**Goal:**
Write the records out again exactly, leaving no images in.

**Exercise material:**
━━━━━━━━━━━━━━━━━━━━━━━━━━━━━━
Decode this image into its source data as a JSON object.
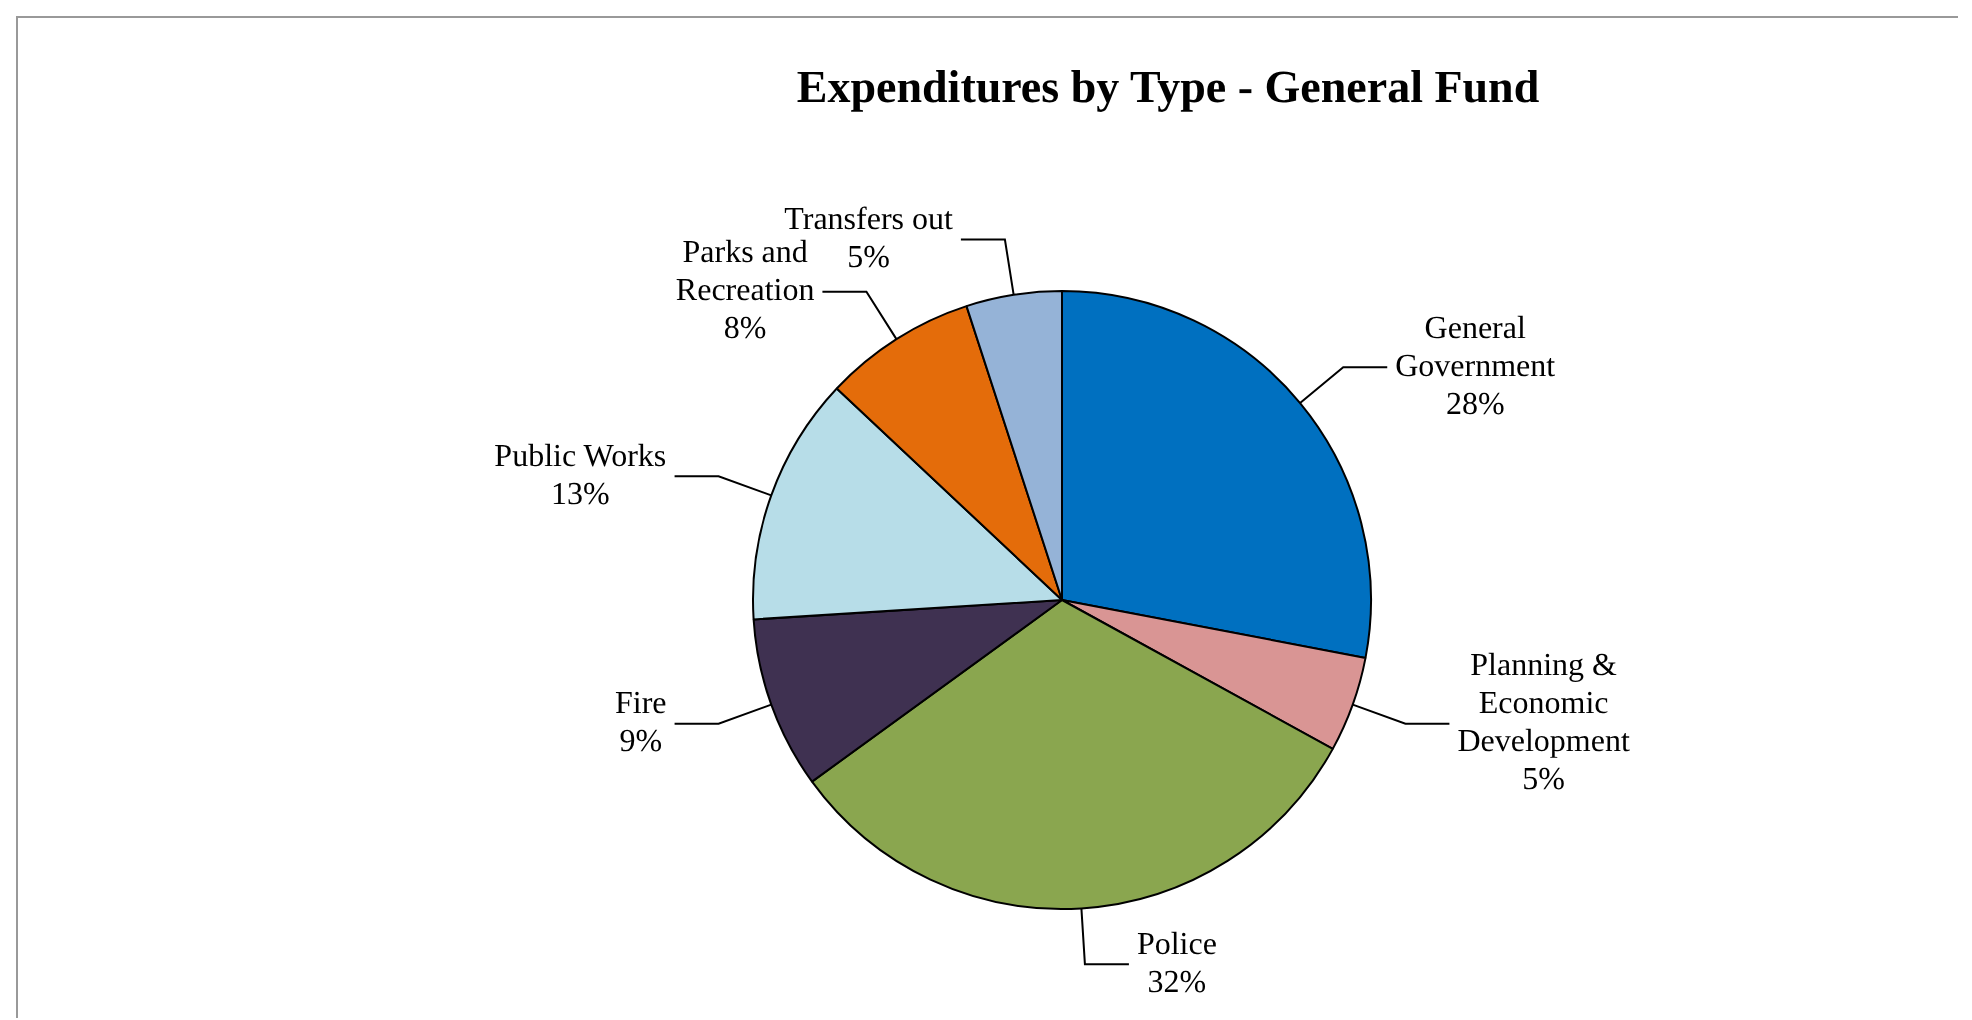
{
  "chart_data": {
    "type": "pie",
    "title": "Expenditures by Type - General Fund",
    "categories": [
      "General Government",
      "Planning & Economic Development",
      "Police",
      "Fire",
      "Public Works",
      "Parks and Recreation",
      "Transfers out"
    ],
    "values": [
      28,
      5,
      32,
      9,
      13,
      8,
      5
    ],
    "value_labels": [
      "28%",
      "5%",
      "32%",
      "9%",
      "13%",
      "8%",
      "5%"
    ],
    "colors": [
      "#0070c0",
      "#d99594",
      "#8aa64f",
      "#3f3151",
      "#b7dde8",
      "#e46c0a",
      "#95b3d7"
    ],
    "legend": false
  }
}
━━━━━━━━━━━━━━━━━━━━━━━━━━━━━━
**Output for this exercise:**
Decode this image into its source data as a JSON object.
{
  "chart_data": {
    "type": "pie",
    "title": "Expenditures by Type - General Fund",
    "categories": [
      "General Government",
      "Planning & Economic Development",
      "Police",
      "Fire",
      "Public Works",
      "Parks and Recreation",
      "Transfers out"
    ],
    "values": [
      28,
      5,
      32,
      9,
      13,
      8,
      5
    ],
    "value_labels": [
      "28%",
      "5%",
      "32%",
      "9%",
      "13%",
      "8%",
      "5%"
    ],
    "colors": [
      "#0070c0",
      "#d99594",
      "#8aa64f",
      "#3f3151",
      "#b7dde8",
      "#e46c0a",
      "#95b3d7"
    ],
    "legend": false
  }
}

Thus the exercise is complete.